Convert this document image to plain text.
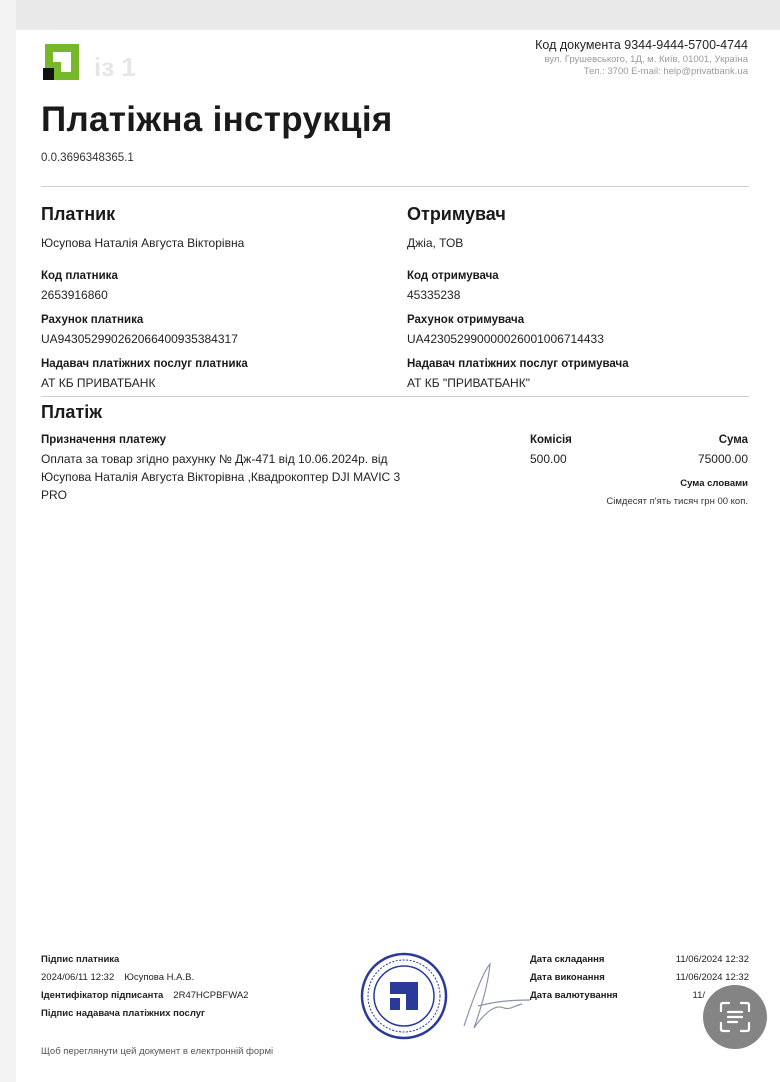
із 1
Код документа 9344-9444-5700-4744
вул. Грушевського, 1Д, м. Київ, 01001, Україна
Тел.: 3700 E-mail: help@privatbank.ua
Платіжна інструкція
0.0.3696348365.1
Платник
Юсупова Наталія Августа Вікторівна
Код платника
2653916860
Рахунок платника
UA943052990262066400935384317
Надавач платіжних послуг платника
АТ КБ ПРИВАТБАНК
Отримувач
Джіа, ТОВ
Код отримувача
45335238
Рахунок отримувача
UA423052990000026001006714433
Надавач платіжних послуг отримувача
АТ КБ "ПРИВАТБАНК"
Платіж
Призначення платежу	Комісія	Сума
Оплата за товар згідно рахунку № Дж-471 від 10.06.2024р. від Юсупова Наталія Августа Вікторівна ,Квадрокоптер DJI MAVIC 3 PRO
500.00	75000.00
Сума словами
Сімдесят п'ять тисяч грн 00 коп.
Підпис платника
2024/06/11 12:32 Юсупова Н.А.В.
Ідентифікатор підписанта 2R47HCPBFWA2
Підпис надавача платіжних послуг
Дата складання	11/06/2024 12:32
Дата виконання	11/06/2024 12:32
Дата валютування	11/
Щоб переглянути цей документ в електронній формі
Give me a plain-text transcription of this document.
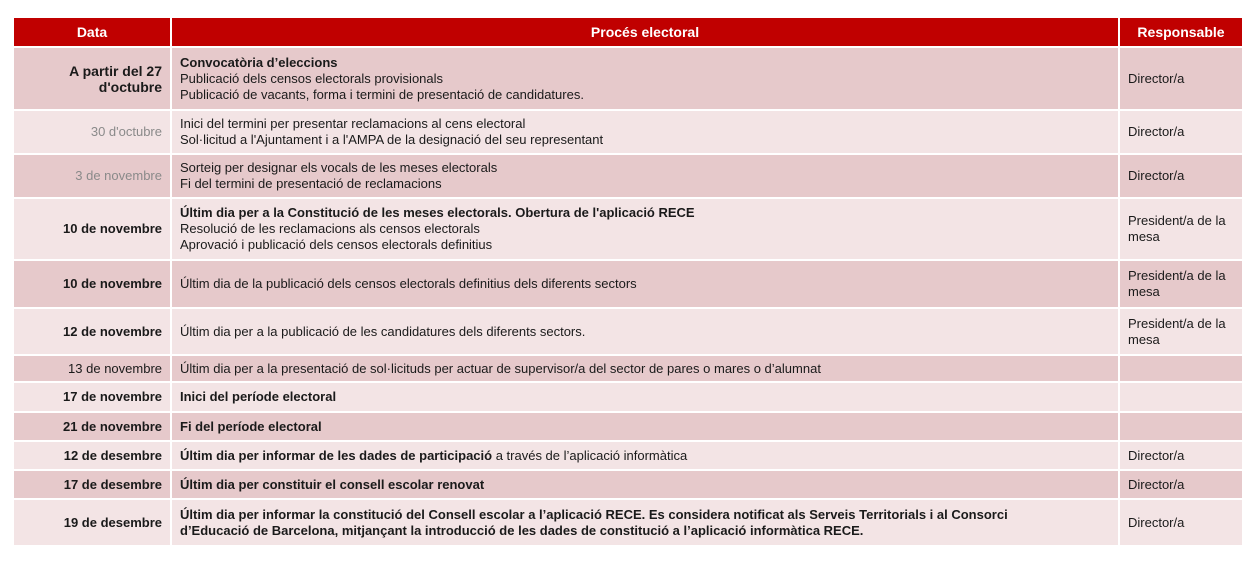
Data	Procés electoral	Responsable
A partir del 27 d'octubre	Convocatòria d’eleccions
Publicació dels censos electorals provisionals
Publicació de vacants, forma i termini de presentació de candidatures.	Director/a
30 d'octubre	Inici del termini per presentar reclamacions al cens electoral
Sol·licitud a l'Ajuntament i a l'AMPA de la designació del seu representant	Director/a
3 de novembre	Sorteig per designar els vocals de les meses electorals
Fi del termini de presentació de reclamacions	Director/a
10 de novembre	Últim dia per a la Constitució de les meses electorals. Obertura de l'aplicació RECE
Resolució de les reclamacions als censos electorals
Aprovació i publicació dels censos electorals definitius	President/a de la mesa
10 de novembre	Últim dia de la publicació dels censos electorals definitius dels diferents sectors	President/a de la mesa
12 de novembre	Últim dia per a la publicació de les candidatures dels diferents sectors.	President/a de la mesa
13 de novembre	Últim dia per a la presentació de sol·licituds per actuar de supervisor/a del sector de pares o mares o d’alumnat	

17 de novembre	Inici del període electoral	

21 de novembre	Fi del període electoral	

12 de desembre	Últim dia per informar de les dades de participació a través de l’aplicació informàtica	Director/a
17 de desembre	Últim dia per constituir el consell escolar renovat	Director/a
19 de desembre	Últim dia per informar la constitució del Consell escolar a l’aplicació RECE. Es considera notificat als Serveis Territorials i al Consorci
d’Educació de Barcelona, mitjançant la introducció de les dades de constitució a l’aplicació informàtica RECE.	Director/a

------------------------------------------------------------

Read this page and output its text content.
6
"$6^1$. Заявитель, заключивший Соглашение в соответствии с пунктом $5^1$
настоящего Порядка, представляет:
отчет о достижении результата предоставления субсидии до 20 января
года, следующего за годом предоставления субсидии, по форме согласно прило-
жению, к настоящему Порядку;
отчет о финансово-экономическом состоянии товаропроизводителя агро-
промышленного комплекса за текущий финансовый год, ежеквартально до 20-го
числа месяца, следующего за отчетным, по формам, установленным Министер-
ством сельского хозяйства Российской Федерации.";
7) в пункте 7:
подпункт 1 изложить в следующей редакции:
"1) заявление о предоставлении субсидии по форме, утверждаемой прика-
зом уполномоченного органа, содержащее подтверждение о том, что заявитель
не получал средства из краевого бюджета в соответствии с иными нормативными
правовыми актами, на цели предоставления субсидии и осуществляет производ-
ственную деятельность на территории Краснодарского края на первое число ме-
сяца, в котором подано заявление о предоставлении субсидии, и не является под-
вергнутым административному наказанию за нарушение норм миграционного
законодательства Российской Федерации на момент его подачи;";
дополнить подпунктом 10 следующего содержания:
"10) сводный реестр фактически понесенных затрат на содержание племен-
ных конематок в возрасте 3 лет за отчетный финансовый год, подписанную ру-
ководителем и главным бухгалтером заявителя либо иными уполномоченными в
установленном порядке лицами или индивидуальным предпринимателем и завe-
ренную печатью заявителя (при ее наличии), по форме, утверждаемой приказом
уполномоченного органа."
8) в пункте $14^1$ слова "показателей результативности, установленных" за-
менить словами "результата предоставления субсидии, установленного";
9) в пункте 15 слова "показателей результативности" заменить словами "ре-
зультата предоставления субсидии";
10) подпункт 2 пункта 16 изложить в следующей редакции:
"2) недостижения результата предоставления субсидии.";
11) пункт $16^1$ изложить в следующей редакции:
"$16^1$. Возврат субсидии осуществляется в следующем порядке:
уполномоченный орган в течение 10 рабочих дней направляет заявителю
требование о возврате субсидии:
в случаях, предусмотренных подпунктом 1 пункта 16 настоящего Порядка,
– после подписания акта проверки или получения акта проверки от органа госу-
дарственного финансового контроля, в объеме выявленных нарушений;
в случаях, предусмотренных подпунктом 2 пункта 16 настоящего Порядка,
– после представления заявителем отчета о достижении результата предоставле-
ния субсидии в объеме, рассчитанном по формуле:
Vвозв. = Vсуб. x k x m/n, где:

------------------------------------------------------------

● **Directive**:
Among the entries above, how many lines hold the string "Порядка"? Respond with nothing but the number.

● **Completed exercise**:
3